WHAT IS REQUIRED. Without the pictures, write out all the lines below exactly as they appear.

[Data listing]
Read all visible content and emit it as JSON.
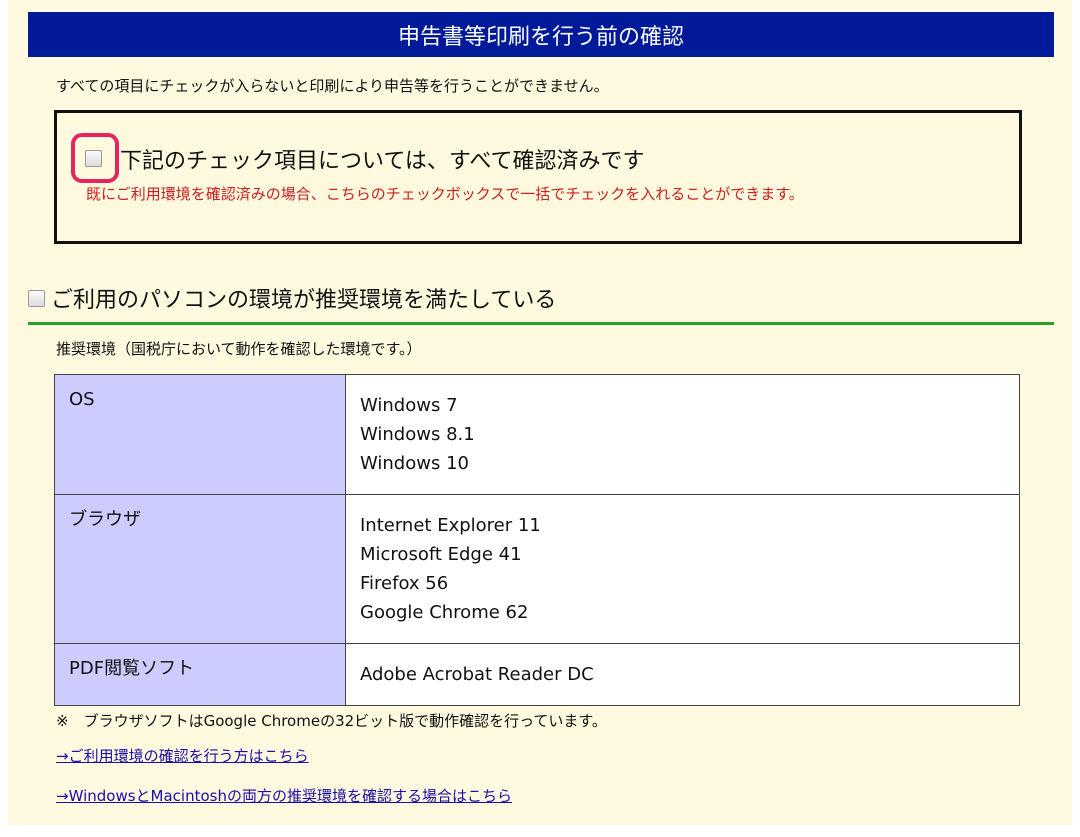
{
  "header": {
    "title": "申告書等印刷を行う前の確認"
  },
  "intro": "すべての項目にチェックが入らないと印刷により申告等を行うことができません。",
  "bulk_check": {
    "label": "下記のチェック項目については、すべて確認済みです",
    "note": "既にご利用環境を確認済みの場合、こちらのチェックボックスで一括でチェックを入れることができます。",
    "checked": false,
    "highlight_color": "#e8245c"
  },
  "env_section": {
    "title": "ご利用のパソコンの環境が推奨環境を満たしている",
    "checked": false,
    "subtext": "推奨環境（国税庁において動作を確認した環境です。）",
    "rows": [
      {
        "key": "OS",
        "values": [
          "Windows 7",
          "Windows 8.1",
          "Windows 10"
        ]
      },
      {
        "key": "ブラウザ",
        "values": [
          "Internet Explorer 11",
          "Microsoft Edge 41",
          "Firefox 56",
          "Google Chrome 62"
        ]
      },
      {
        "key": "PDF閲覧ソフト",
        "values": [
          "Adobe Acrobat Reader DC"
        ]
      }
    ],
    "footnote": "※　ブラウザソフトはGoogle Chromeの32ビット版で動作確認を行っています。",
    "links": [
      "→ご利用環境の確認を行う方はこちら",
      "→WindowsとMacintoshの両方の推奨環境を確認する場合はこちら"
    ]
  },
  "colors": {
    "header_bg": "#001a99",
    "page_bg": "#fff9e0",
    "key_cell_bg": "#ccccff",
    "note_red": "#cc1f1f",
    "section_rule": "#2aa12a",
    "link": "#1a0dab"
  }
}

WRITTEN RESPONSE.
Read all visible content and emit it as JSON.
{
  "header": {
    "title": "申告書等印刷を行う前の確認"
  },
  "intro": "すべての項目にチェックが入らないと印刷により申告等を行うことができません。",
  "bulk_check": {
    "label": "下記のチェック項目については、すべて確認済みです",
    "note": "既にご利用環境を確認済みの場合、こちらのチェックボックスで一括でチェックを入れることができます。",
    "checked": false,
    "highlight_color": "#e8245c"
  },
  "env_section": {
    "title": "ご利用のパソコンの環境が推奨環境を満たしている",
    "checked": false,
    "subtext": "推奨環境（国税庁において動作を確認した環境です。）",
    "rows": [
      {
        "key": "OS",
        "values": [
          "Windows 7",
          "Windows 8.1",
          "Windows 10"
        ]
      },
      {
        "key": "ブラウザ",
        "values": [
          "Internet Explorer 11",
          "Microsoft Edge 41",
          "Firefox 56",
          "Google Chrome 62"
        ]
      },
      {
        "key": "PDF閲覧ソフト",
        "values": [
          "Adobe Acrobat Reader DC"
        ]
      }
    ],
    "footnote": "※　ブラウザソフトはGoogle Chromeの32ビット版で動作確認を行っています。",
    "links": [
      "→ご利用環境の確認を行う方はこちら",
      "→WindowsとMacintoshの両方の推奨環境を確認する場合はこちら"
    ]
  },
  "colors": {
    "header_bg": "#001a99",
    "page_bg": "#fff9e0",
    "key_cell_bg": "#ccccff",
    "note_red": "#cc1f1f",
    "section_rule": "#2aa12a",
    "link": "#1a0dab"
  }
}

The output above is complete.